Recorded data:
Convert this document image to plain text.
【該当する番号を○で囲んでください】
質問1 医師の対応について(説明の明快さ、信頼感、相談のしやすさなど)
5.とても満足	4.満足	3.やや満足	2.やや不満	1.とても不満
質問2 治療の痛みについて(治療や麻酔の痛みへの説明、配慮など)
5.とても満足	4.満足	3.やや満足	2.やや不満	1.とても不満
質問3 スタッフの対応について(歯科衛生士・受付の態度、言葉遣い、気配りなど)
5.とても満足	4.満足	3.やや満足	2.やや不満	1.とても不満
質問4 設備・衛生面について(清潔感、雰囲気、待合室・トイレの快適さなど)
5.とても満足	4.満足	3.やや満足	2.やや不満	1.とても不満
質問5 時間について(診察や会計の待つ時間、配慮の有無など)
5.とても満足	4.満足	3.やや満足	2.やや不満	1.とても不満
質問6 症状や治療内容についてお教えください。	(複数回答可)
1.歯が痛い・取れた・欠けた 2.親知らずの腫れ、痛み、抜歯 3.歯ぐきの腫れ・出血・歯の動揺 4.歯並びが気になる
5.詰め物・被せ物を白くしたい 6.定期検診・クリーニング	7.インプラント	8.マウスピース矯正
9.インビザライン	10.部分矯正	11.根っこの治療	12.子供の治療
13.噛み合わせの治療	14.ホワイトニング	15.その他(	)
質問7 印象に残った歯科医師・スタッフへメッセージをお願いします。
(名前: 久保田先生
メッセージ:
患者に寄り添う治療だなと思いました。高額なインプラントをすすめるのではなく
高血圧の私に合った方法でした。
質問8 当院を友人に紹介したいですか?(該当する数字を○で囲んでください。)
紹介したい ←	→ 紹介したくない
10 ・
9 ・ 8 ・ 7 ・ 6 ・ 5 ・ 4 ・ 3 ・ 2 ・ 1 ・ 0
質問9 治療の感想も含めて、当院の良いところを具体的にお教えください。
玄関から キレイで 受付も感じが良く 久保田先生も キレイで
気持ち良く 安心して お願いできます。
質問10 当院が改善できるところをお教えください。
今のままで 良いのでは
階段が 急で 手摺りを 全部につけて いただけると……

▸ **Problem requirements**: Above are the records; retype every one exactly.

▸ **Task response**:
Convert this document image to plain text.
【該当する番号を○で囲んでください】
質問1 医師の対応について(説明の明快さ、信頼感、相談のしやすさなど)
5.とても満足	4.満足	3.やや満足	2.やや不満	1.とても不満
質問2 治療の痛みについて(治療や麻酔の痛みへの説明、配慮など)
5.とても満足	4.満足	3.やや満足	2.やや不満	1.とても不満
質問3 スタッフの対応について(歯科衛生士・受付の態度、言葉遣い、気配りなど)
5.とても満足	4.満足	3.やや満足	2.やや不満	1.とても不満
質問4 設備・衛生面について(清潔感、雰囲気、待合室・トイレの快適さなど)
5.とても満足	4.満足	3.やや満足	2.やや不満	1.とても不満
質問5 時間について(診察や会計の待つ時間、配慮の有無など)
5.とても満足	4.満足	3.やや満足	2.やや不満	1.とても不満
質問6 症状や治療内容についてお教えください。	(複数回答可)
1.歯が痛い・取れた・欠けた 2.親知らずの腫れ、痛み、抜歯 3.歯ぐきの腫れ・出血・歯の動揺 4.歯並びが気になる
5.詰め物・被せ物を白くしたい 6.定期検診・クリーニング	7.インプラント	8.マウスピース矯正
9.インビザライン	10.部分矯正	11.根っこの治療	12.子供の治療
13.噛み合わせの治療	14.ホワイトニング	15.その他(	)
質問7 印象に残った歯科医師・スタッフへメッセージをお願いします。
(名前: 久保田先生
メッセージ:
患者に寄り添う治療だなと思いました。高額なインプラントをすすめるのではなく
高血圧の私に合った方法でした。
質問8 当院を友人に紹介したいですか?(該当する数字を○で囲んでください。)
紹介したい ←	→ 紹介したくない
10 ・
9 ・ 8 ・ 7 ・ 6 ・ 5 ・ 4 ・ 3 ・ 2 ・ 1 ・ 0
質問9 治療の感想も含めて、当院の良いところを具体的にお教えください。
玄関から キレイで 受付も感じが良く 久保田先生も キレイで
気持ち良く 安心して お願いできます。
質問10 当院が改善できるところをお教えください。
今のままで 良いのでは
階段が 急で 手摺りを 全部につけて いただけると……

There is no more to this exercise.